Please reproduce the entries starting at the line that contains "x-tick-label: 10 [172,1362,208,1398]" and ending at the line that contains "x-tick-label: 14 [680,933,716,969]", swapping "plot-frame" for "plot-box" and leaving everything else unchanged.
★ ★ ★
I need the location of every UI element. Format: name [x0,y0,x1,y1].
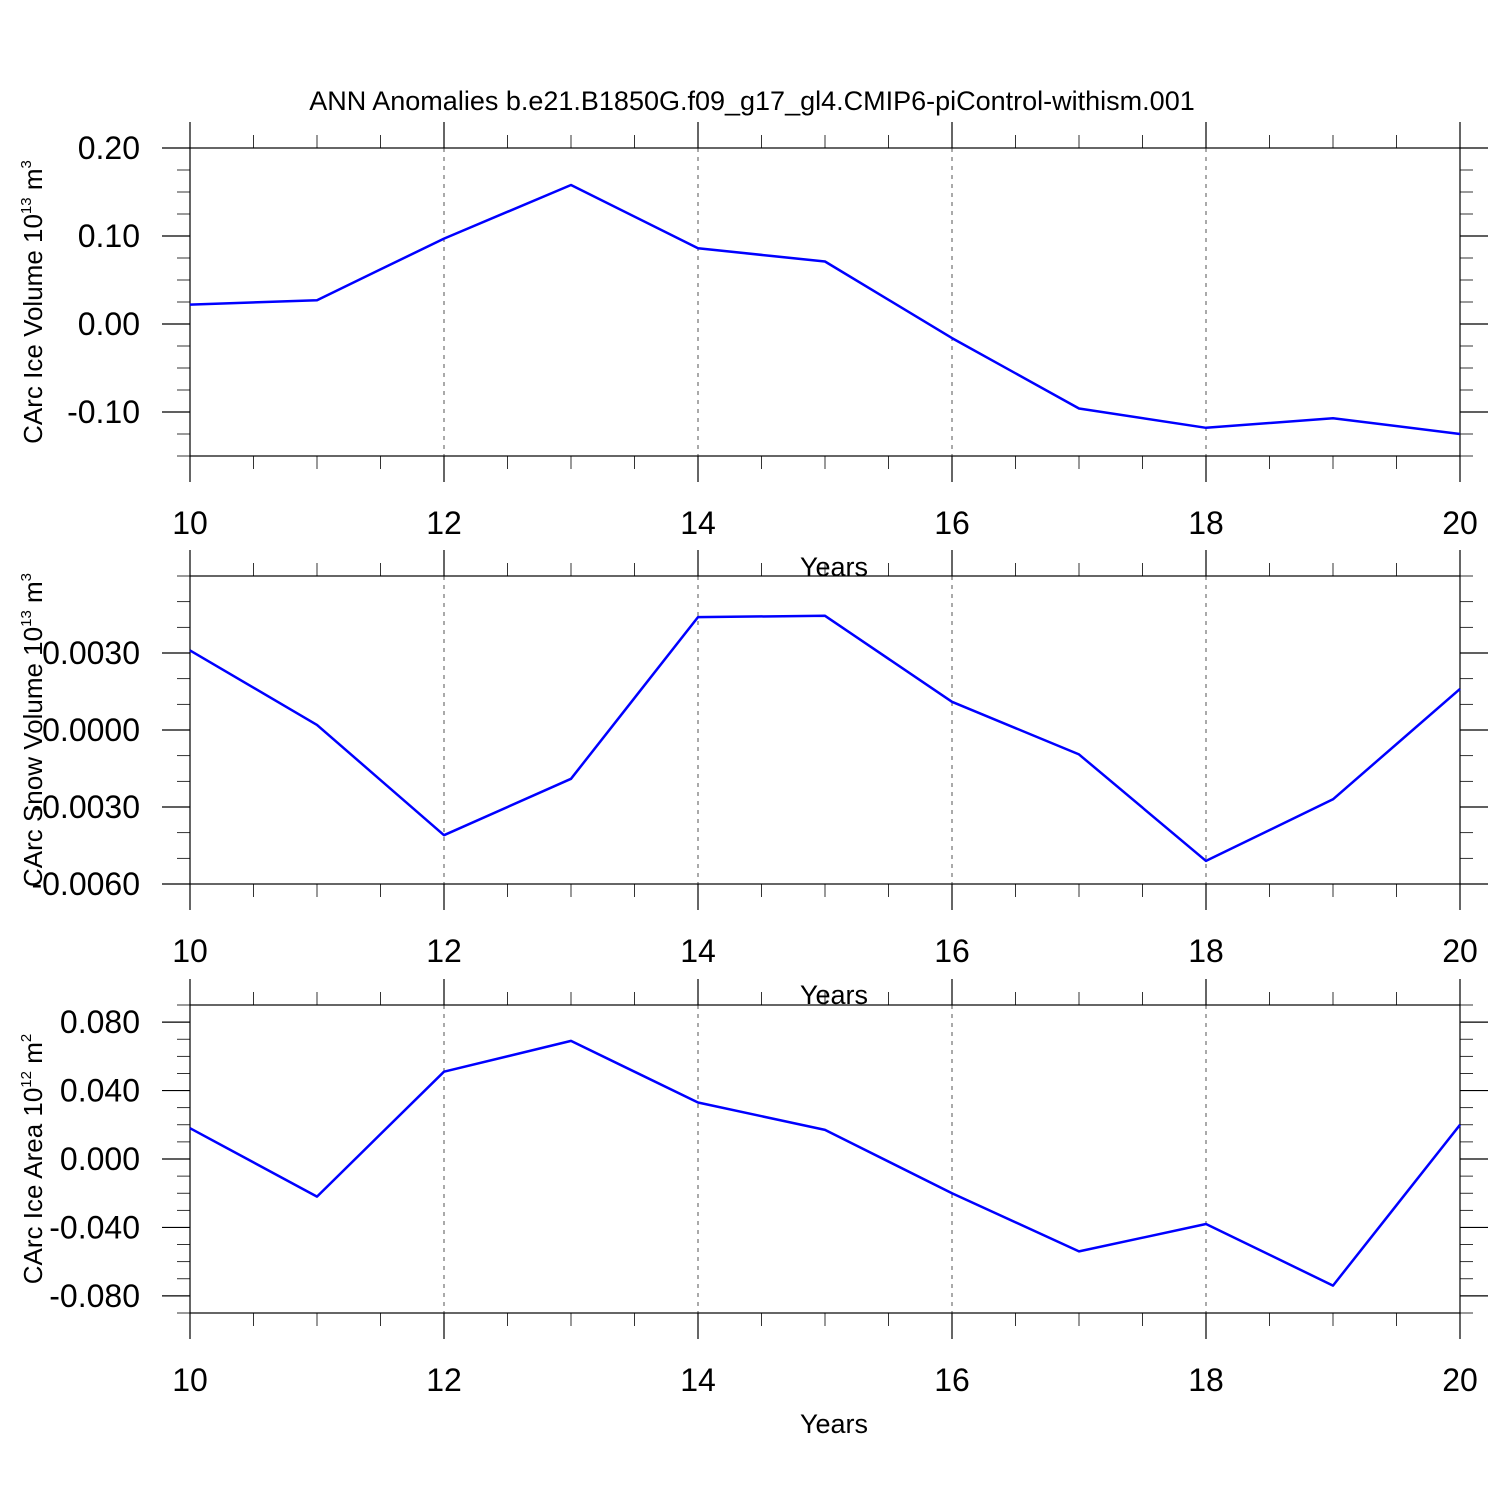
x-tick-label: 10 [172,1362,208,1398]
x-tick-label: 10 [172,505,208,541]
x-axis-label: Years [800,1409,868,1439]
y-axis-label: CArc Snow Volume 1013 m3 [18,573,48,887]
x-tick-label: 14 [680,505,716,541]
x-tick-label: 10 [172,933,208,969]
x-tick-label: 12 [426,1362,462,1398]
x-tick-label: 12 [426,933,462,969]
chart-panel-1: 10 12 14 16 18 20 0.20 0.10 0.00 -0.10 Years CArc I… [18,122,1488,582]
y-axis-label: CArc Ice Area 1012 m2 [18,1034,48,1284]
x-tick-label: 16 [934,933,970,969]
series-line [189,1039,1461,1287]
series-line [189,614,1461,863]
y-tick-label: 0.0000 [42,712,140,748]
plot-frame [189,575,1461,885]
y-tick-label: -0.040 [49,1209,140,1245]
y-tick-label: 0.20 [78,130,140,166]
plot-frame [189,1004,1461,1314]
x-axis-label: Years [800,552,868,582]
y-tick-label: 0.00 [78,306,140,342]
y-tick-label: -0.0060 [31,866,140,902]
y-tick-label: -0.10 [67,394,140,430]
plot-frame [189,147,1461,457]
x-tick-label: 18 [1188,1362,1224,1398]
x-tick-label: 20 [1442,505,1478,541]
x-tick-label: 14 [680,1362,716,1398]
y-tick-label: 0.0030 [42,635,140,671]
y-tick-label: 0.080 [60,1004,140,1040]
chart-panel-3: 10 12 14 16 18 20 0.080 0.040 0.000 -0.040 -0.080 Y… [18,979,1488,1439]
series-line [189,183,1461,436]
y-tick-label: 0.10 [78,218,140,254]
chart-panel-2: 10 12 14 16 18 20 0.0030 0.0000 -0.0030 -0.0060 Ye… [18,550,1488,1010]
y-tick-label: -0.080 [49,1278,140,1314]
x-tick-label: 20 [1442,933,1478,969]
x-tick-label: 18 [1188,505,1224,541]
y-tick-label: -0.0030 [31,789,140,825]
y-axis-label: CArc Ice Volume 1013 m3 [18,160,48,444]
x-tick-label: 16 [934,505,970,541]
y-tick-label: 0.000 [60,1141,140,1177]
figure-title: ANN Anomalies b.e21.B1850G.f09_g17_gl4.C… [309,86,1194,116]
x-tick-label: 14 [680,933,716,969]
y-tick-label: 0.040 [60,1073,140,1109]
x-tick-label: 20 [1442,1362,1478,1398]
x-tick-label: 12 [426,505,462,541]
x-tick-label: 16 [934,1362,970,1398]
x-tick-label: 18 [1188,933,1224,969]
★ ★ ★
> _Response to the exercise_:
x-tick-label: 10 [172,1362,208,1398]
x-tick-label: 10 [172,505,208,541]
x-axis-label: Years [800,1409,868,1439]
y-axis-label: CArc Snow Volume 1013 m3 [18,573,48,887]
x-tick-label: 14 [680,505,716,541]
x-tick-label: 10 [172,933,208,969]
x-tick-label: 12 [426,1362,462,1398]
x-tick-label: 12 [426,933,462,969]
chart-panel-1: 10 12 14 16 18 20 0.20 0.10 0.00 -0.10 Years CArc I… [18,122,1488,582]
y-axis-label: CArc Ice Area 1012 m2 [18,1034,48,1284]
x-tick-label: 16 [934,933,970,969]
series-line [189,1039,1461,1287]
series-line [189,614,1461,863]
y-tick-label: 0.0000 [42,712,140,748]
plot-box [189,575,1461,885]
y-tick-label: -0.040 [49,1209,140,1245]
y-tick-label: 0.20 [78,130,140,166]
plot-box [189,1004,1461,1314]
x-axis-label: Years [800,552,868,582]
y-tick-label: 0.00 [78,306,140,342]
y-tick-label: -0.0060 [31,866,140,902]
y-tick-label: -0.10 [67,394,140,430]
plot-box [189,147,1461,457]
x-tick-label: 18 [1188,1362,1224,1398]
x-tick-label: 20 [1442,505,1478,541]
x-tick-label: 14 [680,1362,716,1398]
y-tick-label: 0.0030 [42,635,140,671]
y-tick-label: 0.080 [60,1004,140,1040]
chart-panel-3: 10 12 14 16 18 20 0.080 0.040 0.000 -0.040 -0.080 Y… [18,979,1488,1439]
series-line [189,183,1461,436]
y-tick-label: 0.10 [78,218,140,254]
chart-panel-2: 10 12 14 16 18 20 0.0030 0.0000 -0.0030 -0.0060 Ye… [18,550,1488,1010]
y-tick-label: -0.080 [49,1278,140,1314]
x-tick-label: 20 [1442,933,1478,969]
x-tick-label: 18 [1188,505,1224,541]
y-tick-label: -0.0030 [31,789,140,825]
y-axis-label: CArc Ice Volume 1013 m3 [18,160,48,444]
x-tick-label: 16 [934,505,970,541]
y-tick-label: 0.000 [60,1141,140,1177]
figure-title: ANN Anomalies b.e21.B1850G.f09_g17_gl4.C… [309,86,1194,116]
x-tick-label: 14 [680,933,716,969]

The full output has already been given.